Aim of the exercise ▸ Write the listing below out again exactly, dropping the images.

Records for this exercise ▸
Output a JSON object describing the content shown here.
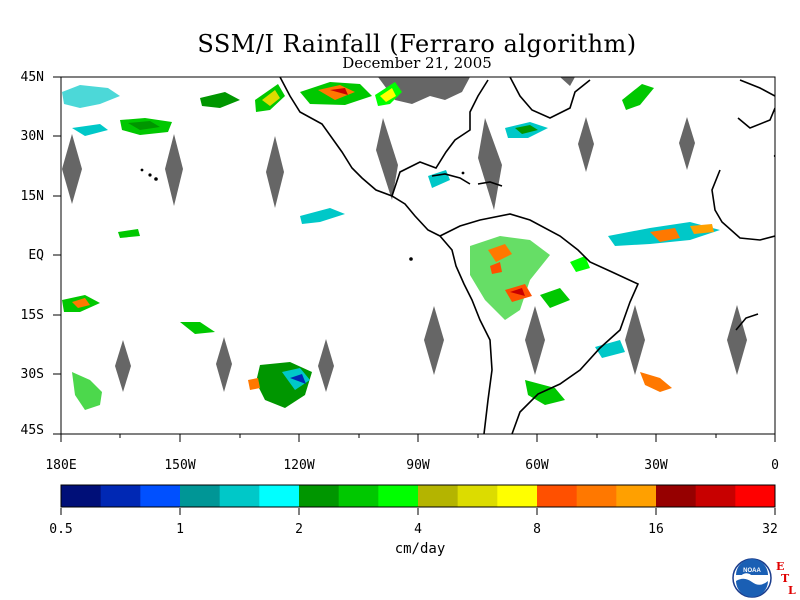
{
  "title": "SSM/I Rainfall (Ferraro algorithm)",
  "subtitle": "December 21, 2005",
  "latitude_labels": [
    "45N",
    "30N",
    "15N",
    "EQ",
    "15S",
    "30S",
    "45S"
  ],
  "longitude_labels": [
    "180E",
    "150W",
    "120W",
    "90W",
    "60W",
    "30W",
    "0"
  ],
  "colorbar": {
    "colors": [
      "#000f78",
      "#0028b4",
      "#0050ff",
      "#009696",
      "#00c8c8",
      "#00ffff",
      "#009600",
      "#00c800",
      "#00ff00",
      "#b4b400",
      "#dcdc00",
      "#ffff00",
      "#ff5000",
      "#ff7800",
      "#ffa000",
      "#960000",
      "#c80000",
      "#ff0000"
    ],
    "tick_labels": [
      "0.5",
      "1",
      "2",
      "4",
      "8",
      "16",
      "32"
    ],
    "units": "cm/day"
  },
  "no_data_color": "#666666",
  "logo": {
    "text": "NOAA",
    "side_letters": [
      "E",
      "T",
      "L"
    ]
  },
  "icons": [
    "noaa-logo-icon"
  ]
}
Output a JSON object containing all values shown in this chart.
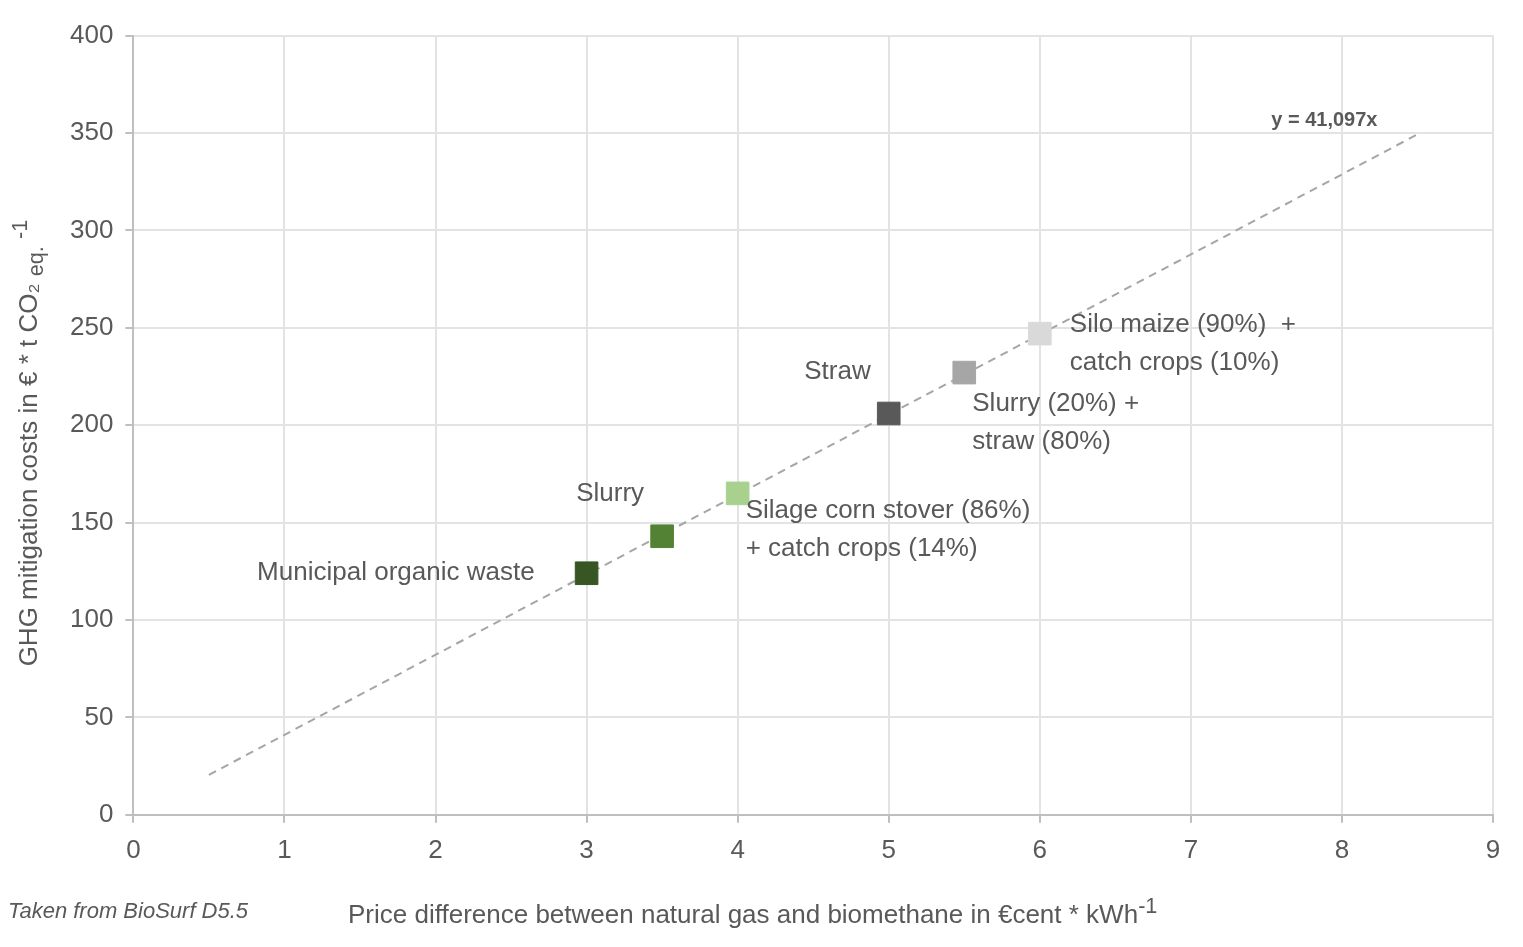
{
  "chart_data": {
    "type": "scatter",
    "xlabel": "Price difference between natural gas and biomethane in €cent * kWh$^{-1}$",
    "ylabel": "GHG mitigation costs in € * t CO₂ $_{eq.}$ $^{-1}$",
    "xlim": [
      0,
      9
    ],
    "xticks": [
      0,
      1,
      2,
      3,
      4,
      5,
      6,
      7,
      8,
      9
    ],
    "ylim": [
      0,
      400
    ],
    "yticks": [
      0,
      50,
      100,
      150,
      200,
      250,
      300,
      350,
      400
    ],
    "grid": true,
    "legend": false,
    "series": [
      {
        "marker": "square",
        "x": [
          3,
          3.5,
          4,
          5,
          5.5,
          6
        ],
        "values": [
          124,
          143,
          165,
          206,
          227,
          247
        ],
        "colors": [
          "#375623",
          "#548235",
          "#a9d18e",
          "#595959",
          "#a6a6a6",
          "#d9d9d9"
        ]
      },
      {
        "type": "line",
        "marker": "none",
        "line_style": "dashed",
        "color": "#a6a6a6",
        "x": [
          0.5,
          8.5
        ],
        "values": [
          20.5,
          349.3
        ]
      }
    ],
    "annotations": [
      {
        "text": "Municipal organic waste",
        "x": 3,
        "y": 124
      },
      {
        "text": "Slurry",
        "x": 3.5,
        "y": 143
      },
      {
        "text": "Silage corn stover (86%)\n+ catch crops (14%)",
        "x": 4,
        "y": 165
      },
      {
        "text": "Straw",
        "x": 5,
        "y": 206
      },
      {
        "text": "Slurry (20%) +\nstraw (80%)",
        "x": 5.5,
        "y": 227
      },
      {
        "text": "Silo maize (90%)  +\ncatch crops (10%)",
        "x": 6,
        "y": 247
      },
      {
        "text": "y = 41,097x",
        "x": 8.5,
        "y": 349.3
      },
      "Taken from BioSurf D5.5"
    ]
  }
}
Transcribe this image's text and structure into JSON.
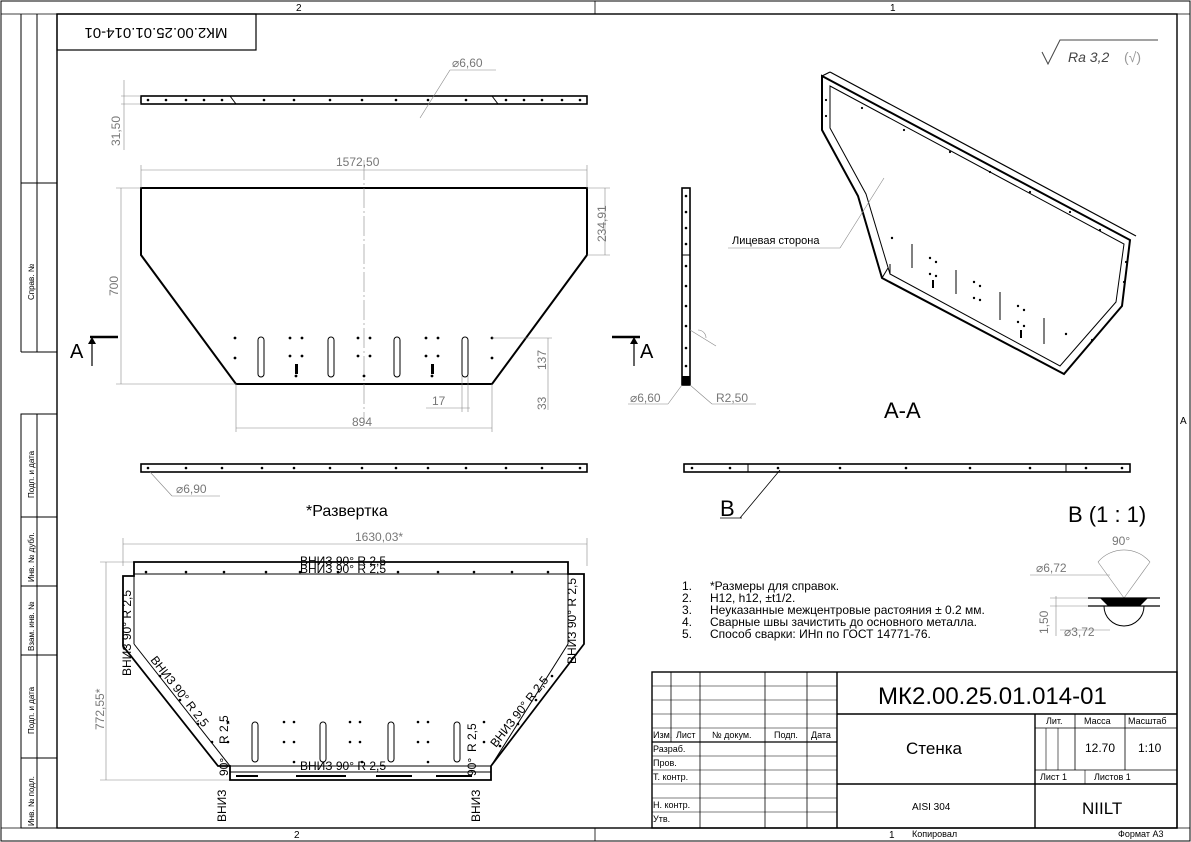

Answer to the exercise ▸
Output a JSON object describing the content shown here.
{
  "title": "SSM/I Rainfall (Ferraro algorithm)",
  "subtitle": "December 21, 2005",
  "latitude_labels": [
    "45N",
    "30N",
    "15N",
    "EQ",
    "15S",
    "30S",
    "45S"
  ],
  "longitude_labels": [
    "180E",
    "150W",
    "120W",
    "90W",
    "60W",
    "30W",
    "0"
  ],
  "colorbar": {
    "colors": [
      "#000f78",
      "#0028b4",
      "#0050ff",
      "#009696",
      "#00c8c8",
      "#00ffff",
      "#009600",
      "#00c800",
      "#00ff00",
      "#b4b400",
      "#dcdc00",
      "#ffff00",
      "#ff5000",
      "#ff7800",
      "#ffa000",
      "#960000",
      "#c80000",
      "#ff0000"
    ],
    "tick_labels": [
      "0.5",
      "1",
      "2",
      "4",
      "8",
      "16",
      "32"
    ],
    "units": "cm/day"
  },
  "no_data_color": "#666666",
  "logo": {
    "text": "NOAA",
    "side_letters": [
      "E",
      "T",
      "L"
    ]
  },
  "icons": [
    "noaa-logo-icon"
  ]
}
Output a JSON object containing all values shown in this chart.
{
  "chart_data": {
    "type": "scatter",
    "xlabel": "Price difference between natural gas and biomethane in €cent * kWh$^{-1}$",
    "ylabel": "GHG mitigation costs in € * t CO₂ $_{eq.}$ $^{-1}$",
    "xlim": [
      0,
      9
    ],
    "xticks": [
      0,
      1,
      2,
      3,
      4,
      5,
      6,
      7,
      8,
      9
    ],
    "ylim": [
      0,
      400
    ],
    "yticks": [
      0,
      50,
      100,
      150,
      200,
      250,
      300,
      350,
      400
    ],
    "grid": true,
    "legend": false,
    "series": [
      {
        "marker": "square",
        "x": [
          3,
          3.5,
          4,
          5,
          5.5,
          6
        ],
        "values": [
          124,
          143,
          165,
          206,
          227,
          247
        ],
        "colors": [
          "#375623",
          "#548235",
          "#a9d18e",
          "#595959",
          "#a6a6a6",
          "#d9d9d9"
        ]
      },
      {
        "type": "line",
        "marker": "none",
        "line_style": "dashed",
        "color": "#a6a6a6",
        "x": [
          0.5,
          8.5
        ],
        "values": [
          20.5,
          349.3
        ]
      }
    ],
    "annotations": [
      {
        "text": "Municipal organic waste",
        "x": 3,
        "y": 124
      },
      {
        "text": "Slurry",
        "x": 3.5,
        "y": 143
      },
      {
        "text": "Silage corn stover (86%)\n+ catch crops (14%)",
        "x": 4,
        "y": 165
      },
      {
        "text": "Straw",
        "x": 5,
        "y": 206
      },
      {
        "text": "Slurry (20%) +\nstraw (80%)",
        "x": 5.5,
        "y": 227
      },
      {
        "text": "Silo maize (90%)  +\ncatch crops (10%)",
        "x": 6,
        "y": 247
      },
      {
        "text": "y = 41,097x",
        "x": 8.5,
        "y": 349.3
      },
      "Taken from BioSurf D5.5"
    ]
  }
}
Transcribe this image's text and structure into JSON.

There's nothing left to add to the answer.